Exercise passage:
·····
Estimating RNA-quality using GeneChip microarrays

Abstract

Background: Microarrays are a powerful tool for transcriptome analysis. Best results are obtained using high-quality RNA samples for preparation and hybridization. Issues with RNA integrity can lead to low data quality and failure of the microarray experiment.

Results: Microarray intensity data contains information to estimate the RNA quality of the sample. We here study the interplay of the characteristics of RNA surface hybridization with the effects of partly truncated transcripts on probe intensity. The 3'/5' intensity gradient, the basis of microarray RNA quality measures, is shown to depend on the degree of competitive binding of specific and of non-specific targets to a particular probe, on the degree of saturation of the probes with bound transcripts and on the distance of the probe from the 3'-end of the transcript. Increasing degrees of non-specific hybridization or of saturation reduce the 3'/5' intensity gradient and if not taken into account, this leads to biased results in common quality measures for GeneChip arrays such as affyslope or the control probe intensity ratio. We also found that short probe sets near the 3'-end of the transcripts are prone to non-specific hybridization presumable because of inaccurate positional assignment and the existence of transcript isoforms with variable 3' UTRs. Poor RNA quality is associated with a decreased amount of RNA material hybridized on the array paralleled by a decreased total signal level. Additionally, it causes a gene-specific loss of signal due to the positional bias of transcript abundance which requires an individual, gene-specific correction. We propose a new RNA quality measure that considers the hybridization mode. Graphical characteristics are introduced allowing assessment of RNA quality of each single array ('tongs plot' and 'degradation hook'). Furthermore, we suggest a method to correct for effects of RNA degradation on microarray intensities.

Conclusions: The presented RNA degradation measure has best correlation with the independent RNA integrity measure RIN, and therefore presents itself as a valuable tool for quality control and even for the study of RNA degradation. When RNA degradation effects are detected in microarray experiments, a correction of the induced bias in probe intensities is advised.
·····
Dataset items:

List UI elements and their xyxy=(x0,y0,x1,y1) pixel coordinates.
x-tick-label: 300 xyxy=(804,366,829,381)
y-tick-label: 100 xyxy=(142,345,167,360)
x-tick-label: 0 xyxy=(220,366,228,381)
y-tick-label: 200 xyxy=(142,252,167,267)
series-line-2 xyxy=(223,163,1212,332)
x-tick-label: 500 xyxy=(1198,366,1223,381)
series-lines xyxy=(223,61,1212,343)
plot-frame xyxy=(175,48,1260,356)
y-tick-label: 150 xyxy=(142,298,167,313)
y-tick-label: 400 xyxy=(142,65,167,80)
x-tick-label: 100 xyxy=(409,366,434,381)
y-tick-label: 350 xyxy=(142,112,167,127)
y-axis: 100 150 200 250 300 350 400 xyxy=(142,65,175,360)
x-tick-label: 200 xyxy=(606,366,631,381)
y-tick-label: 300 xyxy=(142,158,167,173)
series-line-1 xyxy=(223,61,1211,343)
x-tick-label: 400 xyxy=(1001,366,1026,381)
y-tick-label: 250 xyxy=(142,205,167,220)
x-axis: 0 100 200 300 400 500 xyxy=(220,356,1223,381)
·····
Assignment 1:
Answer these questions about the abstract:
(a) According to the Background, what can issues with RNA integrity lead to?
(b) What two graphical characteristics are introduced for assessing the RNA quality of each single array?
(c) According to the Conclusions, which independent RNA integrity measure shows the best correlation with the presented RNA degradation measure?
Assignment 2: Swap "transcriptome analysis" for "gene expression profiling" in the passage of the abstract starting at "Estimating RNA-quality using" and ending at "the microarray experiment.", and give that passage again with the change.

Answer 1:
(a) Low data quality and failure of the microarray experiment.
(b) The 'tongs plot' and the 'degradation hook'.
(c) RIN.

Answer 2:
Estimating RNA-quality using GeneChip microarrays

Abstract

Background: Microarrays are a powerful tool for gene expression profiling. Best results are obtained using high-quality RNA samples for preparation and hybridization. Issues with RNA integrity can lead to low data quality and failure of the microarray experiment.